### [EXTRAIT CHOISI]
###

Le site Airbnb attaqué de toutes parts

Par Mathias Thépot  |   |  930  mots
Même dans sa ville de naissance, la start-up fait l'objet de multiples remontrances.
Le site de locations saisonnières Airbnb provoque l’ire de plusieurs villes dans le monde. On reproche à la start-up américaine d’alimenter la pénurie d’offre locative de longue durée. Paris prévoit notamment d’instaurer une taxe.

Il arrive que des propriétaires immobiliers préfèrent louer leur bien à des touristes pour une courte durée plutôt qu'à des résidents actifs pour une longue durée. A Paris, cette pratique financièrement plus avantageuse pour les propriétaires s'exerce principalement par le biais du site de location Airbnb, qui recense à lui-seul plusieurs milliers de chambres dans la Capitale. Ce type de pratique semble pourtant inapproprié au regard de la crise du logement qui sévit à Paris. La demande de logements y est largement supérieure à l'offre, ce qui impose de mobiliser le maximum de locaux d'habitations pour de longues durées.

La Ville de Paris compte taxer Airbnb

A la recherche de plusieurs millions d'euros pour boucler son budget, Paris a ainsi émis l'idée d'une taxe de séjour pour les utilisateurs du site, comme pour les hôtels. Histoire aussi de freiner le développement du site dans la Capitale. "Nous avançons avec le gouvernement sur la façon de collecter cette taxe, expliquait récemment dans la presse l'adjoint au Tourisme de la Ville de Paris Jean-François Martins. Plutôt qu'un montant forfaitaire de 1 ou 2 euros par appartement, nous sommes favorables à une taxe proportionnelle au prix de la nuitée", a-t-il ajouté.

###

### [Annotations de boîtes englobantes]
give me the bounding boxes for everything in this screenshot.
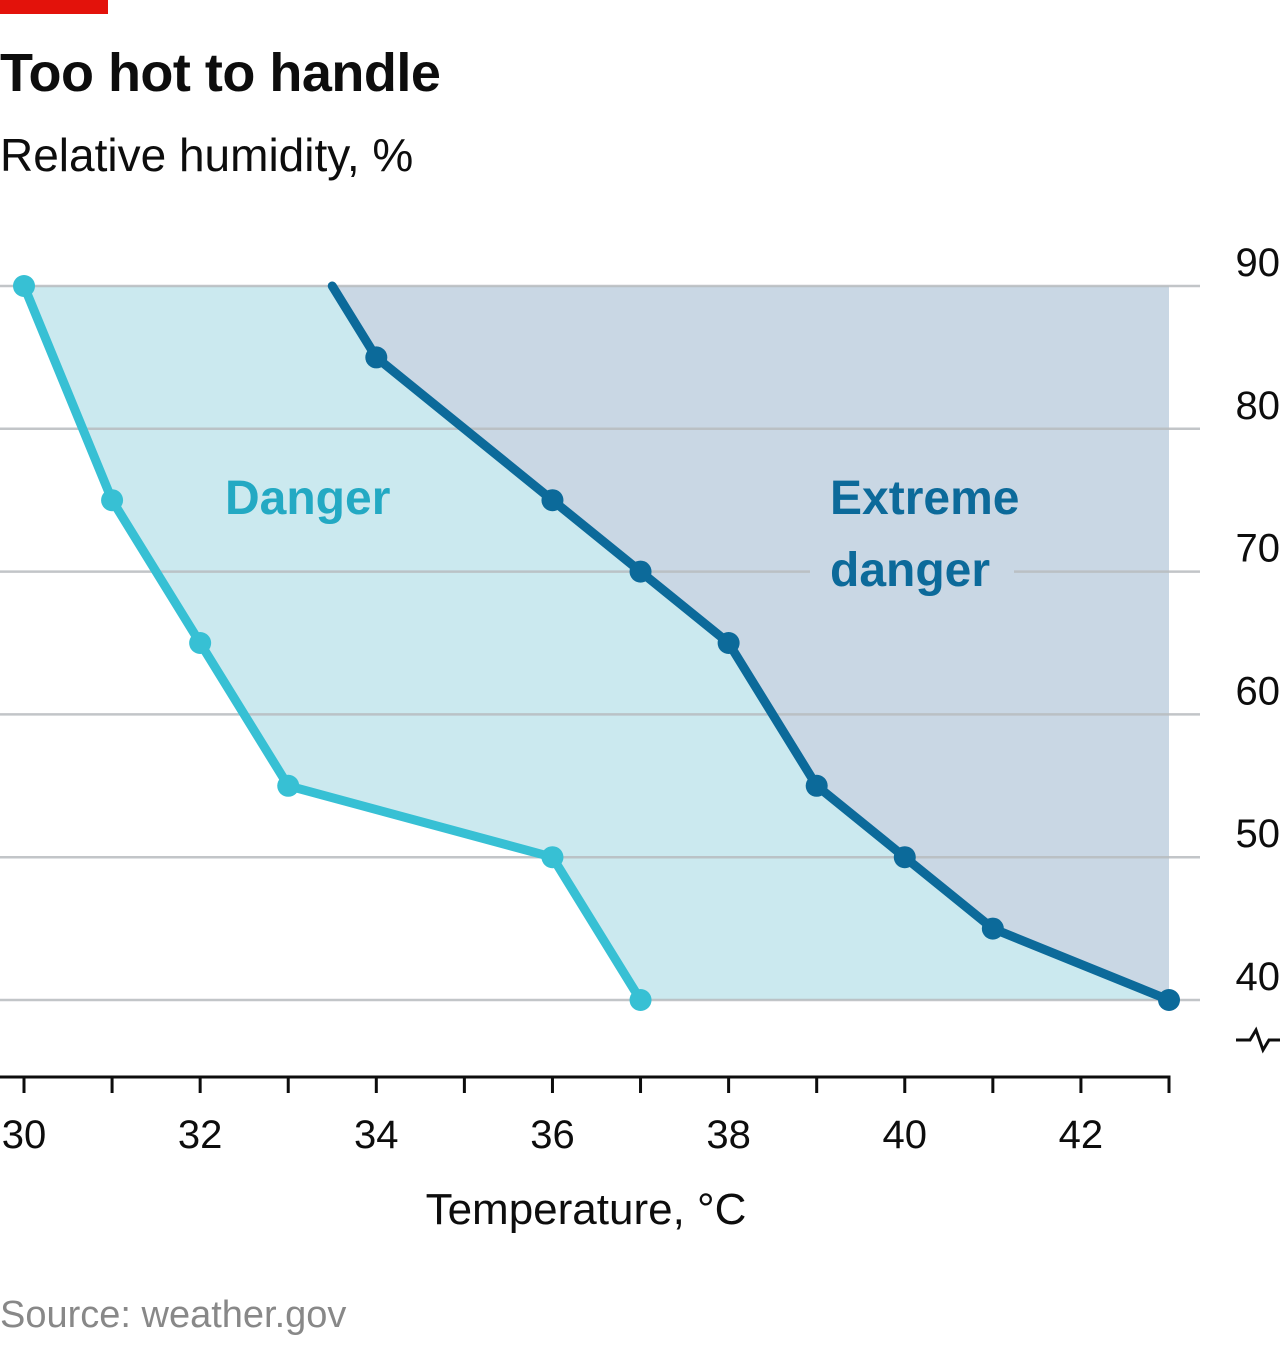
series-lines bbox=[13, 275, 1180, 1011]
danger-line bbox=[19, 281, 646, 1005]
extreme-danger-point-2 bbox=[541, 489, 564, 512]
extreme-label-backdrop bbox=[810, 548, 1014, 604]
source-note: Source: weather.gov bbox=[0, 1294, 347, 1336]
chart-subtitle: Relative humidity, % bbox=[0, 129, 414, 181]
danger-point-5 bbox=[629, 989, 652, 1011]
x-axis-title: Temperature, °C bbox=[426, 1185, 747, 1234]
danger-point-0 bbox=[13, 275, 35, 297]
y-tick-label-50: 50 bbox=[1236, 812, 1280, 856]
extreme-danger-zone-fill bbox=[332, 286, 1169, 1000]
brand-red-bar bbox=[0, 0, 108, 14]
y-tick-label-80: 80 bbox=[1236, 384, 1280, 428]
extreme-danger-point-7 bbox=[981, 917, 1004, 940]
extreme-danger-point-5 bbox=[805, 774, 828, 797]
x-tick-label-34: 34 bbox=[354, 1113, 399, 1157]
danger-label: Danger bbox=[225, 472, 390, 525]
extreme-danger-point-6 bbox=[893, 846, 916, 869]
x-axis: 30 32 34 36 38 40 42 Temperature, °C bbox=[0, 1075, 1171, 1234]
extreme-danger-label-line-1: Extreme bbox=[830, 472, 1019, 525]
y-tick-label-70: 70 bbox=[1236, 527, 1280, 571]
x-tick-label-38: 38 bbox=[706, 1113, 751, 1157]
x-tick-label-32: 32 bbox=[178, 1113, 223, 1157]
extreme-danger-point-4 bbox=[717, 632, 740, 654]
extreme-danger-label-line-2: danger bbox=[830, 544, 990, 597]
extreme-danger-point-8 bbox=[1158, 989, 1180, 1011]
danger-point-2 bbox=[189, 632, 212, 654]
extreme-danger-point-1 bbox=[365, 346, 388, 369]
y-tick-label-90: 90 bbox=[1236, 241, 1280, 285]
zone-labels: Danger Extreme danger bbox=[225, 472, 1019, 604]
x-tick-label-42: 42 bbox=[1059, 1113, 1104, 1157]
danger-point-4 bbox=[541, 846, 564, 869]
zone-fills bbox=[24, 286, 1169, 1000]
chart-title: Too hot to handle bbox=[0, 43, 441, 103]
x-tick-label-36: 36 bbox=[530, 1113, 575, 1157]
gridlines bbox=[0, 284, 1200, 1002]
danger-point-1 bbox=[101, 489, 124, 512]
x-tick-label-40: 40 bbox=[883, 1113, 928, 1157]
x-tick-label-30: 30 bbox=[2, 1113, 47, 1157]
extreme-danger-point-3 bbox=[629, 560, 652, 583]
y-axis-break-icon bbox=[1236, 1026, 1280, 1054]
y-tick-label-40: 40 bbox=[1236, 955, 1280, 999]
y-tick-label-60: 60 bbox=[1236, 669, 1280, 713]
danger-point-3 bbox=[277, 774, 300, 797]
y-axis: 40 50 60 70 80 90 bbox=[1236, 241, 1280, 1054]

###

### [LISTE DES TÂCHES]
1 > Modifiez le passage de l'extrait sur Airbnb qui commence à « Le site Airbnb » et se termine à « de multiples remontrances. ». Reproduisez-le en remplaçant « start-up » par « jeune pousse ».
2 > Présentez sous forme de liste numérotée les lignes de la liste d'annotations de boîtes englobantes. Commencez à la ligne contenant « series-lines bbox=[13, 275, 1180, 1011] », terminez à celle contenant « source-note: Source: weather.gov », ces deux lignes incluses, et omettez les lignes vides.
Le texte et la liste proviennent de sources différentes.

### [RÉSULTATS PAR TÂCHE]
1 >
Le site Airbnb attaqué de toutes parts

Par Mathias Thépot  |   |  930  mots
Même dans sa ville de naissance, la jeune pousse fait l'objet de multiples remontrances.

2 >
1. series-lines bbox=[13, 275, 1180, 1011]
2. danger-line bbox=[19, 281, 646, 1005]
3. extreme-danger-point-2 bbox=[541, 489, 564, 512]
4. extreme-label-backdrop bbox=[810, 548, 1014, 604]
5. source-note: Source: weather.gov bbox=[0, 1294, 347, 1336]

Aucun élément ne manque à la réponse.